Tally the lines that include the word "تانسف" and reply with nothing but the total.
___ Listed entries
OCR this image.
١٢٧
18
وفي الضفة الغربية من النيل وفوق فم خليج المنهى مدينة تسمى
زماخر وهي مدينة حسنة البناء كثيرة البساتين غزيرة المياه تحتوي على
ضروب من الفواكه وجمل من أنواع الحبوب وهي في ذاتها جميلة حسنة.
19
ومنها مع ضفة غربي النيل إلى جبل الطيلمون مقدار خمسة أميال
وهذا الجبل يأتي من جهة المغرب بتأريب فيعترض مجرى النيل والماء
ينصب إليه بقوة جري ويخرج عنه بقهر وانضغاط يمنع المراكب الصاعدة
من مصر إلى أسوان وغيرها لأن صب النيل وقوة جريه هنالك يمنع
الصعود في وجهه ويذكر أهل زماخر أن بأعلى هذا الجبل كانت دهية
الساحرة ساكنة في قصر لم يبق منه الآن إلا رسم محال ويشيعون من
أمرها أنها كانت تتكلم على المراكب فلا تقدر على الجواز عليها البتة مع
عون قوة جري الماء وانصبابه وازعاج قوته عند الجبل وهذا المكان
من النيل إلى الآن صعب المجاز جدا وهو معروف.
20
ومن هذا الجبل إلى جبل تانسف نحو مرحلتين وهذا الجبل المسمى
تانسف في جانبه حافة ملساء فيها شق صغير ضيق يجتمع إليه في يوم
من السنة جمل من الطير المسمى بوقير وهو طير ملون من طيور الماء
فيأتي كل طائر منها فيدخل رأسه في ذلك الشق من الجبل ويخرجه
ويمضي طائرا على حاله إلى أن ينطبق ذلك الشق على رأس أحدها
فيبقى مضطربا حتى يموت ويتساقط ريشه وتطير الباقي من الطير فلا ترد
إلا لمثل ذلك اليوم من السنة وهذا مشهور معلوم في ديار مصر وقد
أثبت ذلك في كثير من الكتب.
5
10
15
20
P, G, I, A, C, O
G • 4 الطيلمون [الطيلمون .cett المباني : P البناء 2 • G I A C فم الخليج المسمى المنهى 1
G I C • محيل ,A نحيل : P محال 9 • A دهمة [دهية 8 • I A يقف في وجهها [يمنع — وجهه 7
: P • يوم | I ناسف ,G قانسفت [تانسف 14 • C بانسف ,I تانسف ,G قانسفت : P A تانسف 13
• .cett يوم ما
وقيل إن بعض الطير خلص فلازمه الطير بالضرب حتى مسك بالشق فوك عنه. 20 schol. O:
______
[The reply]
3